STATED EXERCISE:
Reproduce every line of the records below character for character, omitting the pictures.
%%
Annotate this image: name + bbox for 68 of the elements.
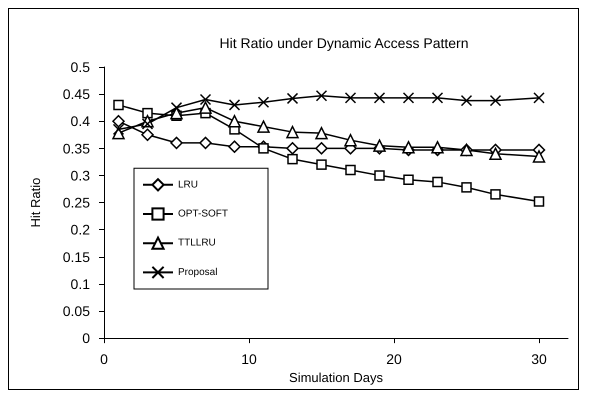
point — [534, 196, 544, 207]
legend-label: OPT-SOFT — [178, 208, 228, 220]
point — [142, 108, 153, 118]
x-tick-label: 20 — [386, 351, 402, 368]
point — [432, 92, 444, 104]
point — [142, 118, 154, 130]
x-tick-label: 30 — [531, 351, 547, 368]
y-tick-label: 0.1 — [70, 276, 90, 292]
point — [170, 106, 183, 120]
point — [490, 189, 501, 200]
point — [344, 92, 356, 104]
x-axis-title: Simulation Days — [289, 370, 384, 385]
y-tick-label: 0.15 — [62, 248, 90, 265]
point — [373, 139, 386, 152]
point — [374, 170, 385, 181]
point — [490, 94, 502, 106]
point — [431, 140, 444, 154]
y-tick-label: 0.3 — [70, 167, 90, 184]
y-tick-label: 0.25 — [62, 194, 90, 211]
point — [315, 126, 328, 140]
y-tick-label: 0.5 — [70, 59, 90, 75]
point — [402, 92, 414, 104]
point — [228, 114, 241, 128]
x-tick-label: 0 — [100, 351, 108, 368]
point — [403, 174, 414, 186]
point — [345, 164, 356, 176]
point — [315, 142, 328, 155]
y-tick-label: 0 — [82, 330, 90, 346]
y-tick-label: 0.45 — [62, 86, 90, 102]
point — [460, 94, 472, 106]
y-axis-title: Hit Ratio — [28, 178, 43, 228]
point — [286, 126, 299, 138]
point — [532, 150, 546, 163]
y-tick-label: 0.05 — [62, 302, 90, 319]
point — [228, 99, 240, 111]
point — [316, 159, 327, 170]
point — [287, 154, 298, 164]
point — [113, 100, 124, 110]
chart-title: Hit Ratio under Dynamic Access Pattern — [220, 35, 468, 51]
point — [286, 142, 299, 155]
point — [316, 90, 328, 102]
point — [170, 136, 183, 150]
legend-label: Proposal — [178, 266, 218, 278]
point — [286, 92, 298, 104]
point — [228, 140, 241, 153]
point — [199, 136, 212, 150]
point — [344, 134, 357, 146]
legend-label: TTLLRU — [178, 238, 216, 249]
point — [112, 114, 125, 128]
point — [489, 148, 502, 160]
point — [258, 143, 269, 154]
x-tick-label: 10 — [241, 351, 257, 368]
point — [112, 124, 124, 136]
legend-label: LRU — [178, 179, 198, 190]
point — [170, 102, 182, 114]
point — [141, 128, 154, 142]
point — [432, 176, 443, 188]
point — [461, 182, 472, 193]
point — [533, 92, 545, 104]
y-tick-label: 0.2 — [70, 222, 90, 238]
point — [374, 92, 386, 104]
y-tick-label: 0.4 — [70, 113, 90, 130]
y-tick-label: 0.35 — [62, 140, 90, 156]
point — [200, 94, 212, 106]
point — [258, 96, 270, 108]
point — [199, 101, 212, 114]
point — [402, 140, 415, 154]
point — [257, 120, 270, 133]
%%
SOLUTION TO THE EXERCISE:
Annotate this image: name + bbox for 68 of the elements.
point — [534, 196, 544, 207]
legend-label: OPT-SOFT — [178, 208, 228, 220]
point — [142, 108, 153, 118]
x-tick-label: 20 — [386, 351, 402, 368]
point — [432, 92, 444, 104]
point — [142, 118, 154, 130]
x-tick-label: 30 — [531, 351, 547, 368]
y-tick-label: 0.1 — [70, 276, 90, 292]
point — [170, 106, 183, 120]
point — [490, 189, 501, 200]
point — [344, 92, 356, 104]
x-axis-title: Simulation Days — [289, 370, 384, 385]
y-tick-label: 0.15 — [62, 248, 90, 265]
point — [373, 139, 386, 152]
point — [374, 170, 385, 181]
point — [490, 94, 502, 106]
point — [431, 140, 444, 154]
y-tick-label: 0.3 — [70, 167, 90, 184]
y-tick-label: 0.25 — [62, 194, 90, 211]
point — [315, 126, 328, 140]
y-tick-label: 0.5 — [70, 59, 90, 75]
point — [402, 92, 414, 104]
point — [228, 114, 241, 128]
x-tick-label: 0 — [100, 351, 108, 368]
point — [403, 174, 414, 186]
point — [345, 164, 356, 176]
point — [315, 142, 328, 155]
y-tick-label: 0 — [82, 330, 90, 346]
y-tick-label: 0.45 — [62, 86, 90, 102]
point — [460, 94, 472, 106]
y-axis-title: Hit Ratio — [28, 178, 43, 228]
point — [286, 126, 299, 138]
point — [532, 150, 546, 163]
y-tick-label: 0.05 — [62, 302, 90, 319]
point — [228, 99, 240, 111]
point — [316, 159, 327, 170]
point — [287, 154, 298, 164]
point — [113, 100, 124, 110]
chart-title: Hit Ratio under Dynamic Access Pattern — [220, 35, 468, 51]
point — [286, 142, 299, 155]
point — [316, 90, 328, 102]
point — [170, 136, 183, 150]
legend-label: Proposal — [178, 266, 218, 278]
point — [286, 92, 298, 104]
point — [228, 140, 241, 153]
point — [199, 136, 212, 150]
point — [344, 134, 357, 146]
legend-label: TTLLRU — [178, 238, 216, 249]
point — [112, 114, 125, 128]
point — [489, 148, 502, 160]
point — [258, 143, 269, 154]
x-tick-label: 10 — [241, 351, 257, 368]
point — [112, 124, 124, 136]
legend-label: LRU — [178, 179, 198, 190]
point — [170, 102, 182, 114]
point — [141, 128, 154, 142]
point — [432, 176, 443, 188]
point — [461, 182, 472, 193]
point — [533, 92, 545, 104]
y-tick-label: 0.2 — [70, 222, 90, 238]
point — [374, 92, 386, 104]
y-tick-label: 0.4 — [70, 113, 90, 130]
y-tick-label: 0.35 — [62, 140, 90, 156]
point — [200, 94, 212, 106]
point — [258, 96, 270, 108]
point — [199, 101, 212, 114]
point — [402, 140, 415, 154]
point — [257, 120, 270, 133]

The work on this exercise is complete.